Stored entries

===============

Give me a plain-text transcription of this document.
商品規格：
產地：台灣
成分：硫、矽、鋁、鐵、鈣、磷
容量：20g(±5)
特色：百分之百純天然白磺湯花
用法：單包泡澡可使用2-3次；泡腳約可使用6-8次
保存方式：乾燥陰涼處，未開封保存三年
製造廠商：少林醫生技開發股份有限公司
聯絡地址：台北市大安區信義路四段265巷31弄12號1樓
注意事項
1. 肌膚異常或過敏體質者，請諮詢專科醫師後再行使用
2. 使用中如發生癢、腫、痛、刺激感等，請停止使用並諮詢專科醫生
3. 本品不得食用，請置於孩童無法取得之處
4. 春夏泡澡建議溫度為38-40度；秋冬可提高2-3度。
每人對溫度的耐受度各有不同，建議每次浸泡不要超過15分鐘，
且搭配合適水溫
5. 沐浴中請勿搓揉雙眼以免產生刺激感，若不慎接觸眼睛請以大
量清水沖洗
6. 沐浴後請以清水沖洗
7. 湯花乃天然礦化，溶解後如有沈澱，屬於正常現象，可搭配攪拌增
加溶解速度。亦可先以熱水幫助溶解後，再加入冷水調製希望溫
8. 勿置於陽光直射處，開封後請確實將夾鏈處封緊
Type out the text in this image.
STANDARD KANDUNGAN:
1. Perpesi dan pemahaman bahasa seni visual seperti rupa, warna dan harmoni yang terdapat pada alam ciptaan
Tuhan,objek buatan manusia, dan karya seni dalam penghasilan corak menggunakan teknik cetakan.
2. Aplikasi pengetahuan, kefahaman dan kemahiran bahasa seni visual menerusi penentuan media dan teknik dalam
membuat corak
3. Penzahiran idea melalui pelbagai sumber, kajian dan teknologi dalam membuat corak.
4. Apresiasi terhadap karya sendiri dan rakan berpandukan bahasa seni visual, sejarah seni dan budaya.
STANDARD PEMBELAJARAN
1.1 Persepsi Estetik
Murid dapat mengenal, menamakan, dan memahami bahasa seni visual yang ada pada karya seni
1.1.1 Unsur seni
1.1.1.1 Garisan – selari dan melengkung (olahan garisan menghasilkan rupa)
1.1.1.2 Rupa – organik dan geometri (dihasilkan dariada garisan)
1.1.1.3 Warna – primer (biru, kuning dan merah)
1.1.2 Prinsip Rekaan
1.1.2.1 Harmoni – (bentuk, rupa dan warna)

===============

■ **Instructions for the task**
The records above should be duplicated in full, exactly as given.

■ **Solution**
Give me a plain-text transcription of this document.
商品規格：
產地：台灣
成分：硫、矽、鋁、鐵、鈣、磷
容量：20g(±5)
特色：百分之百純天然白磺湯花
用法：單包泡澡可使用2-3次；泡腳約可使用6-8次
保存方式：乾燥陰涼處，未開封保存三年
製造廠商：少林醫生技開發股份有限公司
聯絡地址：台北市大安區信義路四段265巷31弄12號1樓
注意事項
1. 肌膚異常或過敏體質者，請諮詢專科醫師後再行使用
2. 使用中如發生癢、腫、痛、刺激感等，請停止使用並諮詢專科醫生
3. 本品不得食用，請置於孩童無法取得之處
4. 春夏泡澡建議溫度為38-40度；秋冬可提高2-3度。
每人對溫度的耐受度各有不同，建議每次浸泡不要超過15分鐘，
且搭配合適水溫
5. 沐浴中請勿搓揉雙眼以免產生刺激感，若不慎接觸眼睛請以大
量清水沖洗
6. 沐浴後請以清水沖洗
7. 湯花乃天然礦化，溶解後如有沈澱，屬於正常現象，可搭配攪拌增
加溶解速度。亦可先以熱水幫助溶解後，再加入冷水調製希望溫
8. 勿置於陽光直射處，開封後請確實將夾鏈處封緊
Type out the text in this image.
STANDARD KANDUNGAN:
1. Perpesi dan pemahaman bahasa seni visual seperti rupa, warna dan harmoni yang terdapat pada alam ciptaan
Tuhan,objek buatan manusia, dan karya seni dalam penghasilan corak menggunakan teknik cetakan.
2. Aplikasi pengetahuan, kefahaman dan kemahiran bahasa seni visual menerusi penentuan media dan teknik dalam
membuat corak
3. Penzahiran idea melalui pelbagai sumber, kajian dan teknologi dalam membuat corak.
4. Apresiasi terhadap karya sendiri dan rakan berpandukan bahasa seni visual, sejarah seni dan budaya.
STANDARD PEMBELAJARAN
1.1 Persepsi Estetik
Murid dapat mengenal, menamakan, dan memahami bahasa seni visual yang ada pada karya seni
1.1.1 Unsur seni
1.1.1.1 Garisan – selari dan melengkung (olahan garisan menghasilkan rupa)
1.1.1.2 Rupa – organik dan geometri (dihasilkan dariada garisan)
1.1.1.3 Warna – primer (biru, kuning dan merah)
1.1.2 Prinsip Rekaan
1.1.2.1 Harmoni – (bentuk, rupa dan warna)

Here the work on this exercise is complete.